● Exercise details: Will you output the entries below exactly, skipping every image they contain?

^^^^

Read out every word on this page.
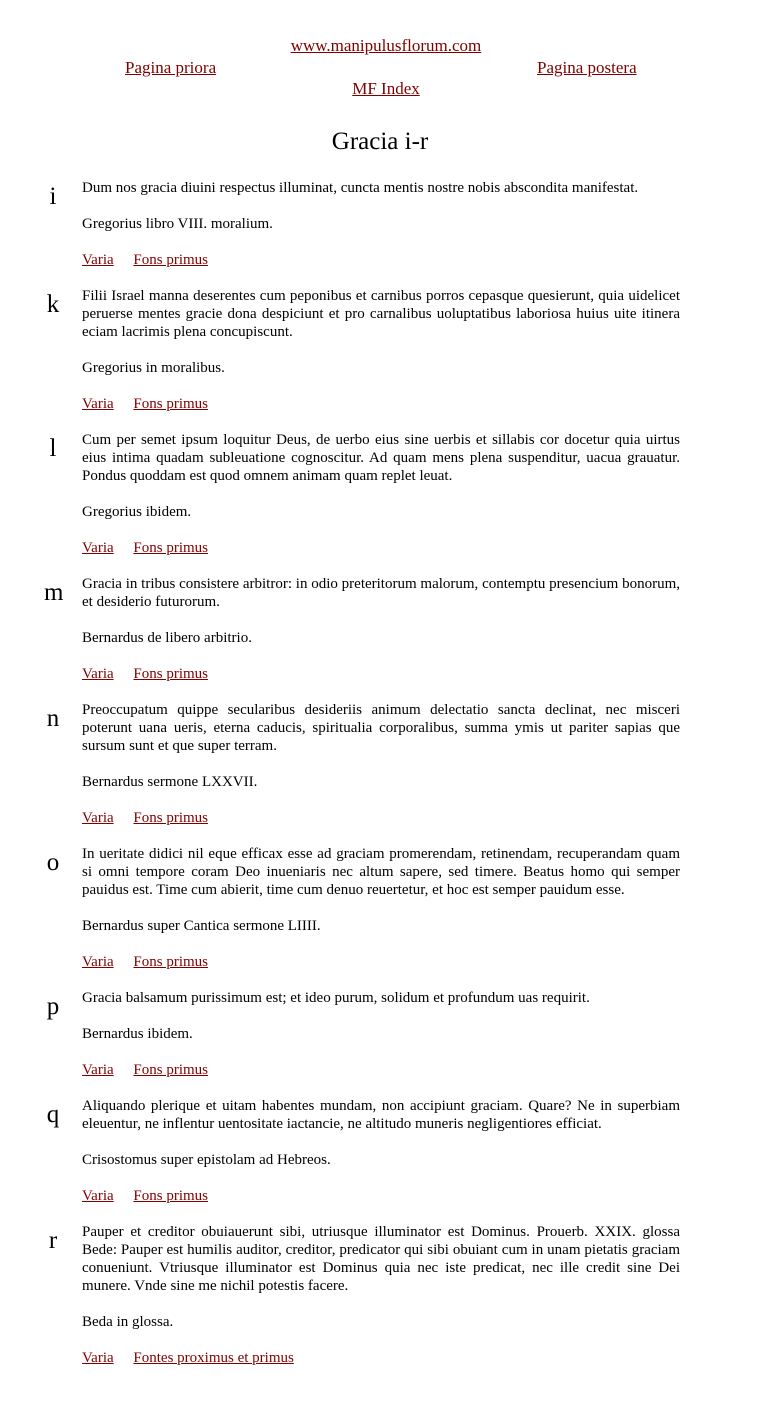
www.manipulusflorum.com
Pagina priora	Pagina postera
MF Index
Gracia i-r
i	Dum nos gracia diuini respectus illuminat, cuncta mentis nostre nobis abscondita manifestat.

Gregorius libro VIII. moralium.

Varia Fons primus

k Filii Israel manna deserentes cum peponibus et carnibus porros cepasque quesierunt, quia uidelicet peruerse mentes gracie dona despiciunt et pro carnalibus uoluptatibus laboriosa huius uite itinera eciam lacrimis plena concupiscunt.

Gregorius in moralibus.

Varia Fons primus

l	Cum per semet ipsum loquitur Deus, de uerbo eius sine uerbis et sillabis cor docetur quia uirtus eius intima quadam subleuatione cognoscitur. Ad quam mens plena suspenditur, uacua grauatur. Pondus quoddam est quod omnem animam quam replet leuat.

Gregorius ibidem.

Varia Fons primus

m Gracia in tribus consistere arbitror: in odio preteritorum malorum, contemptu presencium bonorum, et desiderio futurorum.

Bernardus de libero arbitrio.

Varia Fons primus

n Preoccupatum quippe secularibus desideriis animum delectatio sancta declinat, nec misceri poterunt uana ueris, eterna caducis, spiritualia corporalibus, summa ymis ut pariter sapias que sursum sunt et que super terram.

Bernardus sermone LXXVII.

Varia Fons primus

o In ueritate didici nil eque efficax esse ad graciam promerendam, retinendam, recuperandam quam si omni tempore coram Deo inueniaris nec altum sapere, sed timere. Beatus homo qui semper pauidus est. Time cum abierit, time cum denuo reuertetur, et hoc est semper pauidum esse.

Bernardus super Cantica sermone LIIII.

Varia Fons primus

p Gracia balsamum purissimum est; et ideo purum, solidum et profundum uas requirit.

Bernardus ibidem.

Varia Fons primus

q Aliquando plerique et uitam habentes mundam, non accipiunt graciam. Quare? Ne in superbiam eleuentur, ne inflentur uentositate iactancie, ne altitudo muneris negligentiores efficiat.

Crisostomus super epistolam ad Hebreos.

Varia Fons primus

r	Pauper et creditor obuiauerunt sibi, utriusque illuminator est Dominus. Prouerb. XXIX. glossa Bede: Pauper est humilis auditor, creditor, predicator qui sibi obuiant cum in unam pietatis graciam conueniunt. Vtriusque illuminator est Dominus quia nec iste predicat, nec ille credit sine Dei munere. Vnde sine me nichil potestis facere.

Beda in glossa.

Varia Fontes proximus et primus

^^^^

● The result:
Read out every word on this page.
www.manipulusflorum.com
Pagina priora	Pagina postera
MF Index
Gracia i-r
i	Dum nos gracia diuini respectus illuminat, cuncta mentis nostre nobis abscondita manifestat.

Gregorius libro VIII. moralium.

Varia Fons primus

k Filii Israel manna deserentes cum peponibus et carnibus porros cepasque quesierunt, quia uidelicet peruerse mentes gracie dona despiciunt et pro carnalibus uoluptatibus laboriosa huius uite itinera eciam lacrimis plena concupiscunt.

Gregorius in moralibus.

Varia Fons primus

l	Cum per semet ipsum loquitur Deus, de uerbo eius sine uerbis et sillabis cor docetur quia uirtus eius intima quadam subleuatione cognoscitur. Ad quam mens plena suspenditur, uacua grauatur. Pondus quoddam est quod omnem animam quam replet leuat.

Gregorius ibidem.

Varia Fons primus

m Gracia in tribus consistere arbitror: in odio preteritorum malorum, contemptu presencium bonorum, et desiderio futurorum.

Bernardus de libero arbitrio.

Varia Fons primus

n Preoccupatum quippe secularibus desideriis animum delectatio sancta declinat, nec misceri poterunt uana ueris, eterna caducis, spiritualia corporalibus, summa ymis ut pariter sapias que sursum sunt et que super terram.

Bernardus sermone LXXVII.

Varia Fons primus

o In ueritate didici nil eque efficax esse ad graciam promerendam, retinendam, recuperandam quam si omni tempore coram Deo inueniaris nec altum sapere, sed timere. Beatus homo qui semper pauidus est. Time cum abierit, time cum denuo reuertetur, et hoc est semper pauidum esse.

Bernardus super Cantica sermone LIIII.

Varia Fons primus

p Gracia balsamum purissimum est; et ideo purum, solidum et profundum uas requirit.

Bernardus ibidem.

Varia Fons primus

q Aliquando plerique et uitam habentes mundam, non accipiunt graciam. Quare? Ne in superbiam eleuentur, ne inflentur uentositate iactancie, ne altitudo muneris negligentiores efficiat.

Crisostomus super epistolam ad Hebreos.

Varia Fons primus

r	Pauper et creditor obuiauerunt sibi, utriusque illuminator est Dominus. Prouerb. XXIX. glossa Bede: Pauper est humilis auditor, creditor, predicator qui sibi obuiant cum in unam pietatis graciam conueniunt. Vtriusque illuminator est Dominus quia nec iste predicat, nec ille credit sine Dei munere. Vnde sine me nichil potestis facere.

Beda in glossa.

Varia Fontes proximus et primus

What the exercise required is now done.